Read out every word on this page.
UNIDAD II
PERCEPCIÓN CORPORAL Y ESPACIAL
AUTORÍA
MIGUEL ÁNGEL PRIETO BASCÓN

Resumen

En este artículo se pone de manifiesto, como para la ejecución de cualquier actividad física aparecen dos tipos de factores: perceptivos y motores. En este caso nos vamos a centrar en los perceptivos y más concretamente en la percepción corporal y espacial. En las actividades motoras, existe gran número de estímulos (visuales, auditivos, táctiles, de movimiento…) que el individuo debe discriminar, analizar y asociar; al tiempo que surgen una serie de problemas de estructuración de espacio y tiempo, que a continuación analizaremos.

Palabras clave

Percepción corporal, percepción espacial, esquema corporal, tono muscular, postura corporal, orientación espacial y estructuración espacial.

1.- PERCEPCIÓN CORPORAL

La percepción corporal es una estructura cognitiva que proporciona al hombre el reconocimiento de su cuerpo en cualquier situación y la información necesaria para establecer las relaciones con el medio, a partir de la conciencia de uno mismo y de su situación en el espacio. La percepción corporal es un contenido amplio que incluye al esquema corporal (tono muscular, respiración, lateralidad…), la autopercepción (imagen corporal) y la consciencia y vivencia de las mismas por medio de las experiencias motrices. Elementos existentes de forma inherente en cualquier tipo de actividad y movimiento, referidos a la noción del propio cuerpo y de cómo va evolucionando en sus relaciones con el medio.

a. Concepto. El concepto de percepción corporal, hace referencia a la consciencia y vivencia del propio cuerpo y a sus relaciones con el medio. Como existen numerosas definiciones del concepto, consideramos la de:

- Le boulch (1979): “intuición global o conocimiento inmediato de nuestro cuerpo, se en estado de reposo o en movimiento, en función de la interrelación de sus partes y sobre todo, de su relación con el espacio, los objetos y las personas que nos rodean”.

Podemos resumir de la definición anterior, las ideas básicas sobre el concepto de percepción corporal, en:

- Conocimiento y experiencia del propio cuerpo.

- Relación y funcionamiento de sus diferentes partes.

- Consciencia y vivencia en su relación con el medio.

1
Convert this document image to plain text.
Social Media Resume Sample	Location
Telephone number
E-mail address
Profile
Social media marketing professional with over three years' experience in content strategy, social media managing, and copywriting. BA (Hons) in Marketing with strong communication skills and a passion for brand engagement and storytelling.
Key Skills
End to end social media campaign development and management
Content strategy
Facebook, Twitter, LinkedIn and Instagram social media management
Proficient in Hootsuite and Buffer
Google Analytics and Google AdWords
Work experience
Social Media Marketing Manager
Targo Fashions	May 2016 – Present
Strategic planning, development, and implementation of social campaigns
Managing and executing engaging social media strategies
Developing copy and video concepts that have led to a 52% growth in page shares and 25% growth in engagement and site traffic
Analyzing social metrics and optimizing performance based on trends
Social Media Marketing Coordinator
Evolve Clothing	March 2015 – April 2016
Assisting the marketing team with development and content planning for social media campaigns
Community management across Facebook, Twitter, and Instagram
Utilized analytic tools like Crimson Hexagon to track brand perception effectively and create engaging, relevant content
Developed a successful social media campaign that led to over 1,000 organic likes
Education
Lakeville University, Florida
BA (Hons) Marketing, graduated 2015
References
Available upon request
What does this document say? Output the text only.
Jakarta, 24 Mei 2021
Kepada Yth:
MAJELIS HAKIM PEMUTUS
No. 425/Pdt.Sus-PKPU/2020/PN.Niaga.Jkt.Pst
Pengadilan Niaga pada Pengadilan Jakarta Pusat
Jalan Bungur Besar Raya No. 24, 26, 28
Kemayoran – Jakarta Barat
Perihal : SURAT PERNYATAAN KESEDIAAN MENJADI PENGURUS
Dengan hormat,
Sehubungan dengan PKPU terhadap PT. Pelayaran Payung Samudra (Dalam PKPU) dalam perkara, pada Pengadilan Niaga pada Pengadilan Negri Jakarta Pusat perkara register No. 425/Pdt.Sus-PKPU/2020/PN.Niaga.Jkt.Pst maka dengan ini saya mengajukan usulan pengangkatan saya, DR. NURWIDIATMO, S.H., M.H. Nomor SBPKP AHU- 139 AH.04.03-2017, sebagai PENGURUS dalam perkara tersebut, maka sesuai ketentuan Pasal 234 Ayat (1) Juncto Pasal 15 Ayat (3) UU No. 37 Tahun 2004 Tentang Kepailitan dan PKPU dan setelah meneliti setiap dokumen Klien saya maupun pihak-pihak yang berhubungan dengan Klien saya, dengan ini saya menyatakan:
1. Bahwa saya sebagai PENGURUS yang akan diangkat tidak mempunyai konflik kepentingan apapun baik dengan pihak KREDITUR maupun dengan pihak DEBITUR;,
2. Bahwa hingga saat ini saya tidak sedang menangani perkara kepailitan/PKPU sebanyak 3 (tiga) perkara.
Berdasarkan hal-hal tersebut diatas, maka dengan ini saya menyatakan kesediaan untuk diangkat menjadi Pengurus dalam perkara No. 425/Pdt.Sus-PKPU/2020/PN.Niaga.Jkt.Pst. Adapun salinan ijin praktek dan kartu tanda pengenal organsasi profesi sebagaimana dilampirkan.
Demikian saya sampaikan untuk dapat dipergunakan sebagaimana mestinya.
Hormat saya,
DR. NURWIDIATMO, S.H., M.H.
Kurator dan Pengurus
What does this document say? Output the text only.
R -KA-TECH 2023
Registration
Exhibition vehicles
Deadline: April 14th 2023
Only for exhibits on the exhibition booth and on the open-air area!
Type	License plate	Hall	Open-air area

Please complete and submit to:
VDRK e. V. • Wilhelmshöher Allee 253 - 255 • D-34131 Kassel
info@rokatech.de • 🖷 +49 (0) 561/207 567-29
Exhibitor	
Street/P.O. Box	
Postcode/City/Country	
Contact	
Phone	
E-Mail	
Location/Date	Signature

★ ★ ★ ★ ★

▸ Written exercise
Output all of the data again, exactly.

▸ Exercise result
Read out every word on this page.
UNIDAD II
PERCEPCIÓN CORPORAL Y ESPACIAL
AUTORÍA
MIGUEL ÁNGEL PRIETO BASCÓN

Resumen

En este artículo se pone de manifiesto, como para la ejecución de cualquier actividad física aparecen dos tipos de factores: perceptivos y motores. En este caso nos vamos a centrar en los perceptivos y más concretamente en la percepción corporal y espacial. En las actividades motoras, existe gran número de estímulos (visuales, auditivos, táctiles, de movimiento…) que el individuo debe discriminar, analizar y asociar; al tiempo que surgen una serie de problemas de estructuración de espacio y tiempo, que a continuación analizaremos.

Palabras clave

Percepción corporal, percepción espacial, esquema corporal, tono muscular, postura corporal, orientación espacial y estructuración espacial.

1.- PERCEPCIÓN CORPORAL

La percepción corporal es una estructura cognitiva que proporciona al hombre el reconocimiento de su cuerpo en cualquier situación y la información necesaria para establecer las relaciones con el medio, a partir de la conciencia de uno mismo y de su situación en el espacio. La percepción corporal es un contenido amplio que incluye al esquema corporal (tono muscular, respiración, lateralidad…), la autopercepción (imagen corporal) y la consciencia y vivencia de las mismas por medio de las experiencias motrices. Elementos existentes de forma inherente en cualquier tipo de actividad y movimiento, referidos a la noción del propio cuerpo y de cómo va evolucionando en sus relaciones con el medio.

a. Concepto. El concepto de percepción corporal, hace referencia a la consciencia y vivencia del propio cuerpo y a sus relaciones con el medio. Como existen numerosas definiciones del concepto, consideramos la de:

- Le boulch (1979): “intuición global o conocimiento inmediato de nuestro cuerpo, se en estado de reposo o en movimiento, en función de la interrelación de sus partes y sobre todo, de su relación con el espacio, los objetos y las personas que nos rodean”.

Podemos resumir de la definición anterior, las ideas básicas sobre el concepto de percepción corporal, en:

- Conocimiento y experiencia del propio cuerpo.

- Relación y funcionamiento de sus diferentes partes.

- Consciencia y vivencia en su relación con el medio.

1
Convert this document image to plain text.
Social Media Resume Sample	Location
Telephone number
E-mail address
Profile
Social media marketing professional with over three years' experience in content strategy, social media managing, and copywriting. BA (Hons) in Marketing with strong communication skills and a passion for brand engagement and storytelling.
Key Skills
End to end social media campaign development and management
Content strategy
Facebook, Twitter, LinkedIn and Instagram social media management
Proficient in Hootsuite and Buffer
Google Analytics and Google AdWords
Work experience
Social Media Marketing Manager
Targo Fashions	May 2016 – Present
Strategic planning, development, and implementation of social campaigns
Managing and executing engaging social media strategies
Developing copy and video concepts that have led to a 52% growth in page shares and 25% growth in engagement and site traffic
Analyzing social metrics and optimizing performance based on trends
Social Media Marketing Coordinator
Evolve Clothing	March 2015 – April 2016
Assisting the marketing team with development and content planning for social media campaigns
Community management across Facebook, Twitter, and Instagram
Utilized analytic tools like Crimson Hexagon to track brand perception effectively and create engaging, relevant content
Developed a successful social media campaign that led to over 1,000 organic likes
Education
Lakeville University, Florida
BA (Hons) Marketing, graduated 2015
References
Available upon request
What does this document say? Output the text only.
Jakarta, 24 Mei 2021
Kepada Yth:
MAJELIS HAKIM PEMUTUS
No. 425/Pdt.Sus-PKPU/2020/PN.Niaga.Jkt.Pst
Pengadilan Niaga pada Pengadilan Jakarta Pusat
Jalan Bungur Besar Raya No. 24, 26, 28
Kemayoran – Jakarta Barat
Perihal : SURAT PERNYATAAN KESEDIAAN MENJADI PENGURUS
Dengan hormat,
Sehubungan dengan PKPU terhadap PT. Pelayaran Payung Samudra (Dalam PKPU) dalam perkara, pada Pengadilan Niaga pada Pengadilan Negri Jakarta Pusat perkara register No. 425/Pdt.Sus-PKPU/2020/PN.Niaga.Jkt.Pst maka dengan ini saya mengajukan usulan pengangkatan saya, DR. NURWIDIATMO, S.H., M.H. Nomor SBPKP AHU- 139 AH.04.03-2017, sebagai PENGURUS dalam perkara tersebut, maka sesuai ketentuan Pasal 234 Ayat (1) Juncto Pasal 15 Ayat (3) UU No. 37 Tahun 2004 Tentang Kepailitan dan PKPU dan setelah meneliti setiap dokumen Klien saya maupun pihak-pihak yang berhubungan dengan Klien saya, dengan ini saya menyatakan:
1. Bahwa saya sebagai PENGURUS yang akan diangkat tidak mempunyai konflik kepentingan apapun baik dengan pihak KREDITUR maupun dengan pihak DEBITUR;,
2. Bahwa hingga saat ini saya tidak sedang menangani perkara kepailitan/PKPU sebanyak 3 (tiga) perkara.
Berdasarkan hal-hal tersebut diatas, maka dengan ini saya menyatakan kesediaan untuk diangkat menjadi Pengurus dalam perkara No. 425/Pdt.Sus-PKPU/2020/PN.Niaga.Jkt.Pst. Adapun salinan ijin praktek dan kartu tanda pengenal organsasi profesi sebagaimana dilampirkan.
Demikian saya sampaikan untuk dapat dipergunakan sebagaimana mestinya.
Hormat saya,
DR. NURWIDIATMO, S.H., M.H.
Kurator dan Pengurus
What does this document say? Output the text only.
R -KA-TECH 2023
Registration
Exhibition vehicles
Deadline: April 14th 2023
Only for exhibits on the exhibition booth and on the open-air area!
Type	License plate	Hall	Open-air area

Please complete and submit to:
VDRK e. V. • Wilhelmshöher Allee 253 - 255 • D-34131 Kassel
info@rokatech.de • 🖷 +49 (0) 561/207 567-29
Exhibitor	
Street/P.O. Box	
Postcode/City/Country	
Contact	
Phone	
E-Mail	
Location/Date	Signature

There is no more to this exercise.